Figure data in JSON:
Start

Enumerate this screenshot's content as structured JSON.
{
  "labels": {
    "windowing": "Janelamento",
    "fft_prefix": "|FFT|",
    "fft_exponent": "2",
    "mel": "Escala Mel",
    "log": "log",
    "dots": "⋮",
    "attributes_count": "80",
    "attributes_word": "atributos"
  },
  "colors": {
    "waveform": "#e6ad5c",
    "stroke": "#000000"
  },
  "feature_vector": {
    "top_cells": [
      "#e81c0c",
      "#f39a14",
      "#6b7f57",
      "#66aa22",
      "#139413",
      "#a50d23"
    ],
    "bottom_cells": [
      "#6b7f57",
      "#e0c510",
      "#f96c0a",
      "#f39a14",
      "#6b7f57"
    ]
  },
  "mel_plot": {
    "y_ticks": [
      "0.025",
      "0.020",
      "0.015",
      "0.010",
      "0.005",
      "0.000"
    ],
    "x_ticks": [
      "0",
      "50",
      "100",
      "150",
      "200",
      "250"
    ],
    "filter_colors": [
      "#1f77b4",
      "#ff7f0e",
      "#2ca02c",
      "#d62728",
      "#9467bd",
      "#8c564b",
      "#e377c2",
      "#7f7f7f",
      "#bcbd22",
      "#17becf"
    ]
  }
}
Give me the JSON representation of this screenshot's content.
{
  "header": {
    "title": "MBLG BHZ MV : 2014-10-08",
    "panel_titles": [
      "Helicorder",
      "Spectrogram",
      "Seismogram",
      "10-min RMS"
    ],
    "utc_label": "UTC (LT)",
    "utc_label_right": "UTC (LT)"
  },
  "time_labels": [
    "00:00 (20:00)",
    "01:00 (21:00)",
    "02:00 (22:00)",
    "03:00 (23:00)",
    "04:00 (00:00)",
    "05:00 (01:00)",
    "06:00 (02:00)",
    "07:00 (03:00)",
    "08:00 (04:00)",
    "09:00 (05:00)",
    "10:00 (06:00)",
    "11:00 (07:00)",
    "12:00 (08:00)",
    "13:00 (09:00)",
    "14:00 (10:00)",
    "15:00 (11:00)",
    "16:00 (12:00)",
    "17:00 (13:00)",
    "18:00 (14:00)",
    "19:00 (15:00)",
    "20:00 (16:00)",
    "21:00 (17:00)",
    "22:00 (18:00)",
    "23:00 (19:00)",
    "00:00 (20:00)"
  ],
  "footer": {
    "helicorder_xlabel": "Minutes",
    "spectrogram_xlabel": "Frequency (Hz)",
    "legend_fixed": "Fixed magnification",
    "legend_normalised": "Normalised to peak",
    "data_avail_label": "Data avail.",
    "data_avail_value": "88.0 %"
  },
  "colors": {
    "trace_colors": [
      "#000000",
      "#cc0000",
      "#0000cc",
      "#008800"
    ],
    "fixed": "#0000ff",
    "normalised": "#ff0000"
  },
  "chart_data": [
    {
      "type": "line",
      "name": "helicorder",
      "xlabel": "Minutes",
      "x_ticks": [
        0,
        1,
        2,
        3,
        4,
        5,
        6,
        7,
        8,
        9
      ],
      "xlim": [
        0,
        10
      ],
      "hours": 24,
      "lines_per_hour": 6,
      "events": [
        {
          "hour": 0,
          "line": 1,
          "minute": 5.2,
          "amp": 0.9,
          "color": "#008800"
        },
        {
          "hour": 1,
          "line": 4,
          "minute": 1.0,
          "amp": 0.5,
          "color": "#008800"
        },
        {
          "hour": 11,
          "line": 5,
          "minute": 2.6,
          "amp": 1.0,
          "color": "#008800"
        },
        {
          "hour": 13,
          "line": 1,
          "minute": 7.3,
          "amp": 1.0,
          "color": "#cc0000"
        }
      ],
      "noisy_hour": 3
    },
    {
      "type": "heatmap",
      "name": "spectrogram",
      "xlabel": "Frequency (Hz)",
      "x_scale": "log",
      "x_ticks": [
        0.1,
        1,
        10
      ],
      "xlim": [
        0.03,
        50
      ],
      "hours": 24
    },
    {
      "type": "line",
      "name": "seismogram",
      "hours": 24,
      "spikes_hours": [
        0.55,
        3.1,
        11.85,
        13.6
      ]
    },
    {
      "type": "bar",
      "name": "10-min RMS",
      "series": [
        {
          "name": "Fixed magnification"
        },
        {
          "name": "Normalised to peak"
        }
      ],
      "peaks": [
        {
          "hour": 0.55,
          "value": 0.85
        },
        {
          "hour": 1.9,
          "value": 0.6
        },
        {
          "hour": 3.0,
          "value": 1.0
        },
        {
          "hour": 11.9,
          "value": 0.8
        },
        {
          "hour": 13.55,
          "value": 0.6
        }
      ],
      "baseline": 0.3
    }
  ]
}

End

> [WRITTEN EXERCISE] Extract every entry in the listing word for word.

> [SOLUTION TO THE EXERCISE]
Enumerate this screenshot's content as structured JSON.
{
  "labels": {
    "windowing": "Janelamento",
    "fft_prefix": "|FFT|",
    "fft_exponent": "2",
    "mel": "Escala Mel",
    "log": "log",
    "dots": "⋮",
    "attributes_count": "80",
    "attributes_word": "atributos"
  },
  "colors": {
    "waveform": "#e6ad5c",
    "stroke": "#000000"
  },
  "feature_vector": {
    "top_cells": [
      "#e81c0c",
      "#f39a14",
      "#6b7f57",
      "#66aa22",
      "#139413",
      "#a50d23"
    ],
    "bottom_cells": [
      "#6b7f57",
      "#e0c510",
      "#f96c0a",
      "#f39a14",
      "#6b7f57"
    ]
  },
  "mel_plot": {
    "y_ticks": [
      "0.025",
      "0.020",
      "0.015",
      "0.010",
      "0.005",
      "0.000"
    ],
    "x_ticks": [
      "0",
      "50",
      "100",
      "150",
      "200",
      "250"
    ],
    "filter_colors": [
      "#1f77b4",
      "#ff7f0e",
      "#2ca02c",
      "#d62728",
      "#9467bd",
      "#8c564b",
      "#e377c2",
      "#7f7f7f",
      "#bcbd22",
      "#17becf"
    ]
  }
}
Give me the JSON representation of this screenshot's content.
{
  "header": {
    "title": "MBLG BHZ MV : 2014-10-08",
    "panel_titles": [
      "Helicorder",
      "Spectrogram",
      "Seismogram",
      "10-min RMS"
    ],
    "utc_label": "UTC (LT)",
    "utc_label_right": "UTC (LT)"
  },
  "time_labels": [
    "00:00 (20:00)",
    "01:00 (21:00)",
    "02:00 (22:00)",
    "03:00 (23:00)",
    "04:00 (00:00)",
    "05:00 (01:00)",
    "06:00 (02:00)",
    "07:00 (03:00)",
    "08:00 (04:00)",
    "09:00 (05:00)",
    "10:00 (06:00)",
    "11:00 (07:00)",
    "12:00 (08:00)",
    "13:00 (09:00)",
    "14:00 (10:00)",
    "15:00 (11:00)",
    "16:00 (12:00)",
    "17:00 (13:00)",
    "18:00 (14:00)",
    "19:00 (15:00)",
    "20:00 (16:00)",
    "21:00 (17:00)",
    "22:00 (18:00)",
    "23:00 (19:00)",
    "00:00 (20:00)"
  ],
  "footer": {
    "helicorder_xlabel": "Minutes",
    "spectrogram_xlabel": "Frequency (Hz)",
    "legend_fixed": "Fixed magnification",
    "legend_normalised": "Normalised to peak",
    "data_avail_label": "Data avail.",
    "data_avail_value": "88.0 %"
  },
  "colors": {
    "trace_colors": [
      "#000000",
      "#cc0000",
      "#0000cc",
      "#008800"
    ],
    "fixed": "#0000ff",
    "normalised": "#ff0000"
  },
  "chart_data": [
    {
      "type": "line",
      "name": "helicorder",
      "xlabel": "Minutes",
      "x_ticks": [
        0,
        1,
        2,
        3,
        4,
        5,
        6,
        7,
        8,
        9
      ],
      "xlim": [
        0,
        10
      ],
      "hours": 24,
      "lines_per_hour": 6,
      "events": [
        {
          "hour": 0,
          "line": 1,
          "minute": 5.2,
          "amp": 0.9,
          "color": "#008800"
        },
        {
          "hour": 1,
          "line": 4,
          "minute": 1.0,
          "amp": 0.5,
          "color": "#008800"
        },
        {
          "hour": 11,
          "line": 5,
          "minute": 2.6,
          "amp": 1.0,
          "color": "#008800"
        },
        {
          "hour": 13,
          "line": 1,
          "minute": 7.3,
          "amp": 1.0,
          "color": "#cc0000"
        }
      ],
      "noisy_hour": 3
    },
    {
      "type": "heatmap",
      "name": "spectrogram",
      "xlabel": "Frequency (Hz)",
      "x_scale": "log",
      "x_ticks": [
        0.1,
        1,
        10
      ],
      "xlim": [
        0.03,
        50
      ],
      "hours": 24
    },
    {
      "type": "line",
      "name": "seismogram",
      "hours": 24,
      "spikes_hours": [
        0.55,
        3.1,
        11.85,
        13.6
      ]
    },
    {
      "type": "bar",
      "name": "10-min RMS",
      "series": [
        {
          "name": "Fixed magnification"
        },
        {
          "name": "Normalised to peak"
        }
      ],
      "peaks": [
        {
          "hour": 0.55,
          "value": 0.85
        },
        {
          "hour": 1.9,
          "value": 0.6
        },
        {
          "hour": 3.0,
          "value": 1.0
        },
        {
          "hour": 11.9,
          "value": 0.8
        },
        {
          "hour": 13.55,
          "value": 0.6
        }
      ],
      "baseline": 0.3
    }
  ]
}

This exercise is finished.